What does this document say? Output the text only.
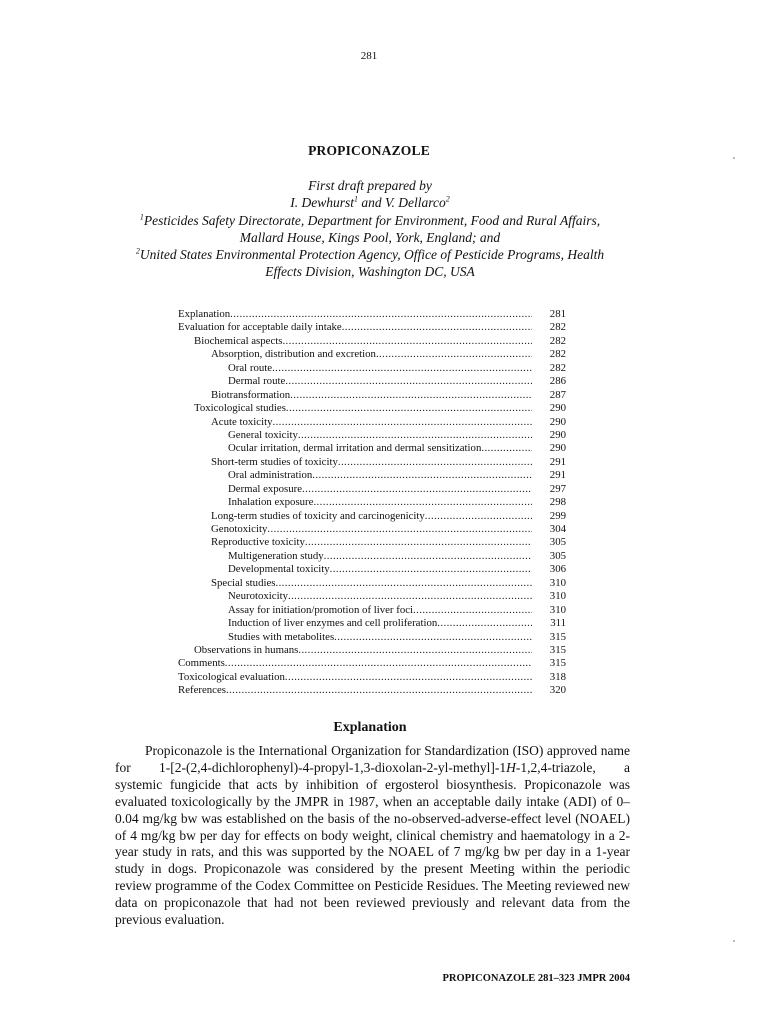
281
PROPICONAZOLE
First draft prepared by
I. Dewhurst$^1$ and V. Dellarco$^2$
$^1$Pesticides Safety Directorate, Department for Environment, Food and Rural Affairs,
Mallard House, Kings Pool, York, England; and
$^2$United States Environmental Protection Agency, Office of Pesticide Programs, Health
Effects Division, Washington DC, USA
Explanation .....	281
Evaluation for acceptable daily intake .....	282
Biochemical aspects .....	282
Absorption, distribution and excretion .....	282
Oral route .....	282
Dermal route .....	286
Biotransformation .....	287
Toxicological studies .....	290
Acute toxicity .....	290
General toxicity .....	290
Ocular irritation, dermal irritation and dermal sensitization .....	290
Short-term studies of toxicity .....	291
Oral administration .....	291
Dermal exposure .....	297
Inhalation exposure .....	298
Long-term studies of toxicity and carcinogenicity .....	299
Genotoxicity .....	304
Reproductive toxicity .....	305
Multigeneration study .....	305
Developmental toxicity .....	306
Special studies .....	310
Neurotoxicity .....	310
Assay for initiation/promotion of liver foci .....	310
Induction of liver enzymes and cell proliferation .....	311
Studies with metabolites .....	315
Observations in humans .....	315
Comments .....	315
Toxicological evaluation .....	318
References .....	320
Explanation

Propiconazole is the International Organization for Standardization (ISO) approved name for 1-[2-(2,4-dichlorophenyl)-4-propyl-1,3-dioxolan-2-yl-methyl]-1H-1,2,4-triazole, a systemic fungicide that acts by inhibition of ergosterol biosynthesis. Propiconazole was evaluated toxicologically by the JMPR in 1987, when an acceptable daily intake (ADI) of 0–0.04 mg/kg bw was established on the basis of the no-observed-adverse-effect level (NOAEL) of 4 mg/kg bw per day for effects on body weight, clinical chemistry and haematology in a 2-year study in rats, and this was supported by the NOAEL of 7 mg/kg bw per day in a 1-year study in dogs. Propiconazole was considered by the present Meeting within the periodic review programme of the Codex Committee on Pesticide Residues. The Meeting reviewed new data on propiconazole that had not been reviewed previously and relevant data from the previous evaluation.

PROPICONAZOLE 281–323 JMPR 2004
◇ ◇ ◇ ◇ ◇ ◇ ◇
**EXERCISE DIRECTIONS:** What is wanted is a copy of every line in the listing that includes the word "Oral".

**EXERCISE OUTPUT:**
Oral route .....	282
Oral administration .....	291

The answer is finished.